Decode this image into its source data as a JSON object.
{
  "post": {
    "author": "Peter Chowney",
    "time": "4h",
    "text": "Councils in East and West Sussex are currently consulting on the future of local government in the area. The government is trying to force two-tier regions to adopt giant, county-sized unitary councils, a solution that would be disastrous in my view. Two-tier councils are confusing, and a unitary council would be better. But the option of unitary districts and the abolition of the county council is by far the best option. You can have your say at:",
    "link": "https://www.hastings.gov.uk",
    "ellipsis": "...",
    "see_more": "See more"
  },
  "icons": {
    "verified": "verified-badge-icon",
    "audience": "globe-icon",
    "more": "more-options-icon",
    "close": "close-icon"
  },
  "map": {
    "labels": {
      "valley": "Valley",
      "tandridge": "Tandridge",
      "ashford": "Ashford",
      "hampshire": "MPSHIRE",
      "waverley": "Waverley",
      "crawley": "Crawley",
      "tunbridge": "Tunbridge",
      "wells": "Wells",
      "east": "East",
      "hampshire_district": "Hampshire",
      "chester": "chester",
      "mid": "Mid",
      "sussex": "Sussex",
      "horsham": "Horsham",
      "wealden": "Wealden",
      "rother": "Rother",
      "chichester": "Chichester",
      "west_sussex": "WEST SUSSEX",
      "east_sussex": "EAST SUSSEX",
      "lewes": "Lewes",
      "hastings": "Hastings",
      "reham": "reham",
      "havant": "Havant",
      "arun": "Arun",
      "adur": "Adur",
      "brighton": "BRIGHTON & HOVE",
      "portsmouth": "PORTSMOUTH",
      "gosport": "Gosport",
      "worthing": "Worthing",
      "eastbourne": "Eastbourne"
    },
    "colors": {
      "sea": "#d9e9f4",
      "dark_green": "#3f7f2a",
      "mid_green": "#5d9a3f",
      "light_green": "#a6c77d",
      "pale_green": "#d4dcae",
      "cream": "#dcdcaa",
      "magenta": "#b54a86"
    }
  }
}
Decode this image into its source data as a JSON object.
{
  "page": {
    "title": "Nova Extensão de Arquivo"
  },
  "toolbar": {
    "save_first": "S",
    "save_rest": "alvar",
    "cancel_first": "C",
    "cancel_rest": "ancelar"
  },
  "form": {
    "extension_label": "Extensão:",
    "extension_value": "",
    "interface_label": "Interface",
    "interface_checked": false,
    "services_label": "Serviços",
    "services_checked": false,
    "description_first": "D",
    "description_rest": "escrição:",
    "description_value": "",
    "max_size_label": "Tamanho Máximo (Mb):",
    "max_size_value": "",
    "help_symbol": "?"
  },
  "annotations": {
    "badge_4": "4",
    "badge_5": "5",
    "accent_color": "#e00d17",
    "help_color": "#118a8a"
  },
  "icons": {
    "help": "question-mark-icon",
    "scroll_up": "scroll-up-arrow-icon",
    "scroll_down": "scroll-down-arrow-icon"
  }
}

══════

> [What needs to be done]:
Retype all of the entries precisely as they are.

> [Solution to this problem]:
Decode this image into its source data as a JSON object.
{
  "post": {
    "author": "Peter Chowney",
    "time": "4h",
    "text": "Councils in East and West Sussex are currently consulting on the future of local government in the area. The government is trying to force two-tier regions to adopt giant, county-sized unitary councils, a solution that would be disastrous in my view. Two-tier councils are confusing, and a unitary council would be better. But the option of unitary districts and the abolition of the county council is by far the best option. You can have your say at:",
    "link": "https://www.hastings.gov.uk",
    "ellipsis": "...",
    "see_more": "See more"
  },
  "icons": {
    "verified": "verified-badge-icon",
    "audience": "globe-icon",
    "more": "more-options-icon",
    "close": "close-icon"
  },
  "map": {
    "labels": {
      "valley": "Valley",
      "tandridge": "Tandridge",
      "ashford": "Ashford",
      "hampshire": "MPSHIRE",
      "waverley": "Waverley",
      "crawley": "Crawley",
      "tunbridge": "Tunbridge",
      "wells": "Wells",
      "east": "East",
      "hampshire_district": "Hampshire",
      "chester": "chester",
      "mid": "Mid",
      "sussex": "Sussex",
      "horsham": "Horsham",
      "wealden": "Wealden",
      "rother": "Rother",
      "chichester": "Chichester",
      "west_sussex": "WEST SUSSEX",
      "east_sussex": "EAST SUSSEX",
      "lewes": "Lewes",
      "hastings": "Hastings",
      "reham": "reham",
      "havant": "Havant",
      "arun": "Arun",
      "adur": "Adur",
      "brighton": "BRIGHTON & HOVE",
      "portsmouth": "PORTSMOUTH",
      "gosport": "Gosport",
      "worthing": "Worthing",
      "eastbourne": "Eastbourne"
    },
    "colors": {
      "sea": "#d9e9f4",
      "dark_green": "#3f7f2a",
      "mid_green": "#5d9a3f",
      "light_green": "#a6c77d",
      "pale_green": "#d4dcae",
      "cream": "#dcdcaa",
      "magenta": "#b54a86"
    }
  }
}
Decode this image into its source data as a JSON object.
{
  "page": {
    "title": "Nova Extensão de Arquivo"
  },
  "toolbar": {
    "save_first": "S",
    "save_rest": "alvar",
    "cancel_first": "C",
    "cancel_rest": "ancelar"
  },
  "form": {
    "extension_label": "Extensão:",
    "extension_value": "",
    "interface_label": "Interface",
    "interface_checked": false,
    "services_label": "Serviços",
    "services_checked": false,
    "description_first": "D",
    "description_rest": "escrição:",
    "description_value": "",
    "max_size_label": "Tamanho Máximo (Mb):",
    "max_size_value": "",
    "help_symbol": "?"
  },
  "annotations": {
    "badge_4": "4",
    "badge_5": "5",
    "accent_color": "#e00d17",
    "help_color": "#118a8a"
  },
  "icons": {
    "help": "question-mark-icon",
    "scroll_up": "scroll-up-arrow-icon",
    "scroll_down": "scroll-down-arrow-icon"
  }
}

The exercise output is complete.